Reading passage Start Marker

ConcertTour.org reached out to The Noise Abatement Society, an NGO that promotes ways to combat antisocial noise, for comment on the issue.
“With the Music Venue Trust there are ways in which we have common interest on this issue and we see no reason why venues and residents cannot co exist together,” says Lisa Lavia, the organisation’s Managing Director.
“Apart from noise which is a danger to human hearing, anything else is open to interpretation based on the context in which that sound takes place. That’s the beauty of the UK Noise legislation, it’s very very flexible.”
“The noise legislation can allow that venue’s event to take place. The problem is the specification of the new builds is not sufficiently high enough for residents to not feel like they’re living next to the stage. And that’s completely solvable by having the council require a higher specification for the building so those people aren’t continually exposed to a noise source. Whatever that might be.”

Reading passage End Marker
Dataset content Start Marker

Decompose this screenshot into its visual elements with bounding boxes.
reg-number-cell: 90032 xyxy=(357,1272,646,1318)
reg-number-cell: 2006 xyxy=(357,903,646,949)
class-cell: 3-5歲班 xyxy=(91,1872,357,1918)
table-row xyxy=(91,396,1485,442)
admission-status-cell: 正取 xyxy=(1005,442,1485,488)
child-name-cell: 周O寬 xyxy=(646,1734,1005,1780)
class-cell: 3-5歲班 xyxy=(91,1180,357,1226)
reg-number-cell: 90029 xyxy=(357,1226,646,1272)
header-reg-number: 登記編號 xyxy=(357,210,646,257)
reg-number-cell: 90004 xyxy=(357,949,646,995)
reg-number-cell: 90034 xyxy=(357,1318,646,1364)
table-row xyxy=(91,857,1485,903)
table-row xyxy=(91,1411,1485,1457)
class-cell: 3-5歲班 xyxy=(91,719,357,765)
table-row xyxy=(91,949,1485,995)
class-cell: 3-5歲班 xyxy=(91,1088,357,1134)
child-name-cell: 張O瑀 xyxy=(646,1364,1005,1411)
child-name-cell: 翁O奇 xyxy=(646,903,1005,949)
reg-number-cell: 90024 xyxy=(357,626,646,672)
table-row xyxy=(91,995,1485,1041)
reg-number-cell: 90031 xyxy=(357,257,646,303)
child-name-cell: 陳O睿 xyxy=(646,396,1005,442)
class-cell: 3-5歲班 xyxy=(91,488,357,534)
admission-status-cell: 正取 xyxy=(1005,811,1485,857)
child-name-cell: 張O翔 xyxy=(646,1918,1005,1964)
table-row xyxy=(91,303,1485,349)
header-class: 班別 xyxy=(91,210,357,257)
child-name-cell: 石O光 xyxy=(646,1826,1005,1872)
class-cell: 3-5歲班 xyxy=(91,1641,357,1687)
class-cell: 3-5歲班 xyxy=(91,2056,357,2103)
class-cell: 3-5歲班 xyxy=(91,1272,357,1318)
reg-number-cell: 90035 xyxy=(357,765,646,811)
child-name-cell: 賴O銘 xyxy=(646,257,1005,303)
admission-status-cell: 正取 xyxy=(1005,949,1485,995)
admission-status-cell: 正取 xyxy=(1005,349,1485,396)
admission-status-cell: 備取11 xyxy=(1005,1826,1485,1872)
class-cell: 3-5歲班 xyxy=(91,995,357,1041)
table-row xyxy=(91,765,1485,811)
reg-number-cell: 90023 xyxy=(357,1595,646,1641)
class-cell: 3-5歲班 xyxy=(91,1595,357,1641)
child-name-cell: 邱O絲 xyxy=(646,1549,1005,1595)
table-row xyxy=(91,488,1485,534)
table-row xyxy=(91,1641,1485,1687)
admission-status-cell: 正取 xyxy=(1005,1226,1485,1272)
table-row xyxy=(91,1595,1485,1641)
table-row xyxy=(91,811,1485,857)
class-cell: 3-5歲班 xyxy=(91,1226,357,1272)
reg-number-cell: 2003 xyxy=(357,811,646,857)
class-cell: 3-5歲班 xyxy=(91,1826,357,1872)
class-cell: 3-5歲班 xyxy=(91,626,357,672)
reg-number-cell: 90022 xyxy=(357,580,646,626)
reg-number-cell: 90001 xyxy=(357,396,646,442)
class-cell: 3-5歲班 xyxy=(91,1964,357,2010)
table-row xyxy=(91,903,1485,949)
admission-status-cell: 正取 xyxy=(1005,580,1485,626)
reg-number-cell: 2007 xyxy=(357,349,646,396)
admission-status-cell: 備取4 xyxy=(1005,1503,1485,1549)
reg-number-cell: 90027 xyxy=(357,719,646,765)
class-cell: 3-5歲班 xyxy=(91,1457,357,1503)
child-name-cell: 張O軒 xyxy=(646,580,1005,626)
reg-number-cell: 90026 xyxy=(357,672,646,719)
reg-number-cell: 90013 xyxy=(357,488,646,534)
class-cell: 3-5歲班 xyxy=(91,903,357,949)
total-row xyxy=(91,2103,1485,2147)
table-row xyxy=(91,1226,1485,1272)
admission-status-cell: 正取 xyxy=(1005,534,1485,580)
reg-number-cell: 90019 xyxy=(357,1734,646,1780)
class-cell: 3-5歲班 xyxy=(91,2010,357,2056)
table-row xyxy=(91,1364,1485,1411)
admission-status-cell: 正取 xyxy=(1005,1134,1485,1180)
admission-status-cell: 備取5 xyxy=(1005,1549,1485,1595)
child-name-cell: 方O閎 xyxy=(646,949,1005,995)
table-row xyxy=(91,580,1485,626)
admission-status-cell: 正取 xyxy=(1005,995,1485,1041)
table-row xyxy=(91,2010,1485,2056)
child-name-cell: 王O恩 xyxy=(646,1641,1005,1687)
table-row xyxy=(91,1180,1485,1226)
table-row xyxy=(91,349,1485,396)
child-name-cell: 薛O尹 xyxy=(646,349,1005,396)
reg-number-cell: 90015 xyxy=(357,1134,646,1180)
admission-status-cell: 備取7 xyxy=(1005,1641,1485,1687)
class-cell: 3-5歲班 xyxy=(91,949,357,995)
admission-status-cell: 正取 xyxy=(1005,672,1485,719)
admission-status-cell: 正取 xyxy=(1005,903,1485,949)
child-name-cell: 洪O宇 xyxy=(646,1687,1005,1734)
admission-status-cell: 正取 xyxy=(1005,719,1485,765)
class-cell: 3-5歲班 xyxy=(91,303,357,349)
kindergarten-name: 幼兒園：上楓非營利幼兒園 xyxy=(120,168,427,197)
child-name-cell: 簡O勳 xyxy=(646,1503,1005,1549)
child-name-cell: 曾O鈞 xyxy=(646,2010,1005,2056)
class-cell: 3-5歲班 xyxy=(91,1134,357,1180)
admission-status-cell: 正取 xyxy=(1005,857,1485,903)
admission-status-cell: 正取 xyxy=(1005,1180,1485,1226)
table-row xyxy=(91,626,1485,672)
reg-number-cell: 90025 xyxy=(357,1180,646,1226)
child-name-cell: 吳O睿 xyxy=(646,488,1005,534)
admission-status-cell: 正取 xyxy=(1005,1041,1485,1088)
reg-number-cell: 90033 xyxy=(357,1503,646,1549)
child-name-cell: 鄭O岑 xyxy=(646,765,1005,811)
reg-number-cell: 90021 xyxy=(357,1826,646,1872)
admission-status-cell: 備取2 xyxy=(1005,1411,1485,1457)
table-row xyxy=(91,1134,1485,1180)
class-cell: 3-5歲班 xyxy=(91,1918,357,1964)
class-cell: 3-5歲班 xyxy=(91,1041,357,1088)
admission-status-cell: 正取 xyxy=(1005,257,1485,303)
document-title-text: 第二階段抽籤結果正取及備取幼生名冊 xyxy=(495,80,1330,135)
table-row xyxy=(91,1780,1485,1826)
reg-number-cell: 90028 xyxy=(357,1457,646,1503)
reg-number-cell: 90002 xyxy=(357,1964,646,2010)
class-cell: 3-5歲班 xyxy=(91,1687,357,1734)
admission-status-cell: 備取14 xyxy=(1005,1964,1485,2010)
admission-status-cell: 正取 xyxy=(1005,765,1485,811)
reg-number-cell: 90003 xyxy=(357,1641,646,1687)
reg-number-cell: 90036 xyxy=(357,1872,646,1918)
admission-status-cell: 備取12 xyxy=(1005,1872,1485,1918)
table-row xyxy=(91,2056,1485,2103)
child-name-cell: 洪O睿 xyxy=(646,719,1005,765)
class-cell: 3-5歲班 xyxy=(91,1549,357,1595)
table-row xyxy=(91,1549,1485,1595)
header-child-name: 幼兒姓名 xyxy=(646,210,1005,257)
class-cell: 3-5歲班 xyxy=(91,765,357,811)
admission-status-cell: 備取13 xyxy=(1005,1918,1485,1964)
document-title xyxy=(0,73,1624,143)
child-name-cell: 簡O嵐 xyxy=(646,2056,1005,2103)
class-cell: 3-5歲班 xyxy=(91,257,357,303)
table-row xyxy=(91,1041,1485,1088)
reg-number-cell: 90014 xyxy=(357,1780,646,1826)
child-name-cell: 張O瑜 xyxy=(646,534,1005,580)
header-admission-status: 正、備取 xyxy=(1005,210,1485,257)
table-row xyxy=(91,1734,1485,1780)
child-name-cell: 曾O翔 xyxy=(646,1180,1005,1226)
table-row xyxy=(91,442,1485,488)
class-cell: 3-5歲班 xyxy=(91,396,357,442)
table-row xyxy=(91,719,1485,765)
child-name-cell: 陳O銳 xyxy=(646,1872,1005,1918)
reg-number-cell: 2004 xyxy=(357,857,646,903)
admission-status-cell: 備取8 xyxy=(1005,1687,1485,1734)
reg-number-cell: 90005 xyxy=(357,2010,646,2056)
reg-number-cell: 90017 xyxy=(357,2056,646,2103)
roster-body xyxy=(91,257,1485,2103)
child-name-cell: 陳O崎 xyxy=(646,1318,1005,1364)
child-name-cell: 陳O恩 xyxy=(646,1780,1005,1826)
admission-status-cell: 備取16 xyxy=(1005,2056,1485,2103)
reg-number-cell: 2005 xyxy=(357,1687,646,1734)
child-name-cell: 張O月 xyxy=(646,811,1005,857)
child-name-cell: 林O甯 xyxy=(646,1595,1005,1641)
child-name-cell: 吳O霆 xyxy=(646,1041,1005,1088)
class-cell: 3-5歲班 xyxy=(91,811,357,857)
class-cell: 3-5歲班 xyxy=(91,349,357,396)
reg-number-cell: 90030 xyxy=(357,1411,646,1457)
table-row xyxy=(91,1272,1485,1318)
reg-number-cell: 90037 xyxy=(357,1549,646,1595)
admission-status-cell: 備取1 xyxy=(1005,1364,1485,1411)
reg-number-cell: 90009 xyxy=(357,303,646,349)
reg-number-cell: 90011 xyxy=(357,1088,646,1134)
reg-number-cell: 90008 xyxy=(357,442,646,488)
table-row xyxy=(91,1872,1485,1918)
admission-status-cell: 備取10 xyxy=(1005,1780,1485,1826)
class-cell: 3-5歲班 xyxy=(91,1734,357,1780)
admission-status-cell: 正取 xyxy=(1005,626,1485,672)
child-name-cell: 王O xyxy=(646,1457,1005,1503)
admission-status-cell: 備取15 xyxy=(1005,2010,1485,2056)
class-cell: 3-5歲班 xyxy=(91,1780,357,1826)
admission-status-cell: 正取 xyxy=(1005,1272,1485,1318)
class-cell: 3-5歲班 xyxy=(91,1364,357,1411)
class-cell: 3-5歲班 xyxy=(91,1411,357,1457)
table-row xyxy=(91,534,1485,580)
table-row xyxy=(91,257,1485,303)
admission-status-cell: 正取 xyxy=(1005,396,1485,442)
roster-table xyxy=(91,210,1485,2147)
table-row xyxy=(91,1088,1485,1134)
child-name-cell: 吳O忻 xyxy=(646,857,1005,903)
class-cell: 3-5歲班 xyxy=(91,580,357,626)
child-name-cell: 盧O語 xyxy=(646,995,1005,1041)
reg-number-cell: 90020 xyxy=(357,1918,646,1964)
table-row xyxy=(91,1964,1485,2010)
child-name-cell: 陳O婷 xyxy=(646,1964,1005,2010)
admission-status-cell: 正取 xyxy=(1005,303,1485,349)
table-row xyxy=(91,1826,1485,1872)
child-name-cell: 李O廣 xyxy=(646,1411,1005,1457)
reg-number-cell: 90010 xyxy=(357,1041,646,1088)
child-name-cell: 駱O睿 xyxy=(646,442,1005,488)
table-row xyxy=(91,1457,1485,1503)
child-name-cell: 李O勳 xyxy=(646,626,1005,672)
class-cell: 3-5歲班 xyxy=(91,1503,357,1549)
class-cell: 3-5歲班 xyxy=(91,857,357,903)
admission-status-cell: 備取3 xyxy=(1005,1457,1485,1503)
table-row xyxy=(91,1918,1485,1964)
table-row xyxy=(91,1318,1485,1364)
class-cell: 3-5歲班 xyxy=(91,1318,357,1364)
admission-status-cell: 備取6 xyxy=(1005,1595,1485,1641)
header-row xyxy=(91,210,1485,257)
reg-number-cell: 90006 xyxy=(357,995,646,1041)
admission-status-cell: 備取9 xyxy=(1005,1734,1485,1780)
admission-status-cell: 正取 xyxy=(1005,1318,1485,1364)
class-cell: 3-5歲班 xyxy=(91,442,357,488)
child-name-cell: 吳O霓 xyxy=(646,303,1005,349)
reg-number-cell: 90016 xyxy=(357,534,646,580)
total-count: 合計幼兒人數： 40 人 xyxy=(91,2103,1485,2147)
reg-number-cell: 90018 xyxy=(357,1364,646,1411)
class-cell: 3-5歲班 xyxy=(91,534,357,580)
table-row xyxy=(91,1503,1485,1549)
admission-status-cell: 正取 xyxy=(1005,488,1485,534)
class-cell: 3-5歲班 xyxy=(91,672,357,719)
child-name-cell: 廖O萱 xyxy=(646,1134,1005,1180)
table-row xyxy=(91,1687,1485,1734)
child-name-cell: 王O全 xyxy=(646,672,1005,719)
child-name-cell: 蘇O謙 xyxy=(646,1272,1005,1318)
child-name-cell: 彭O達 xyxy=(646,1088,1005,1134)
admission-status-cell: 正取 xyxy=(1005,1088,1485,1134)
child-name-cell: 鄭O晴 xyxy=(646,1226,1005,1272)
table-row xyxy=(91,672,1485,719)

Dataset content End Marker

## To do
a. Echo the passage on venue noise word for word, beginning at the words "ConcertTour.org reached out" and stopping after "organisation’s Managing Director.".
b. In the passage on venue noise, what does the Noise Abatement Society promote?

## Expected outputs
a.
ConcertTour.org reached out to The Noise Abatement Society, an NGO that promotes ways to combat antisocial noise, for comment on the issue.
“With the Music Venue Trust there are ways in which we have common interest on this issue and we see no reason why venues and residents cannot co exist together,” says Lisa Lavia, the organisation’s Managing Director.

b. Ways to combat antisocial noise.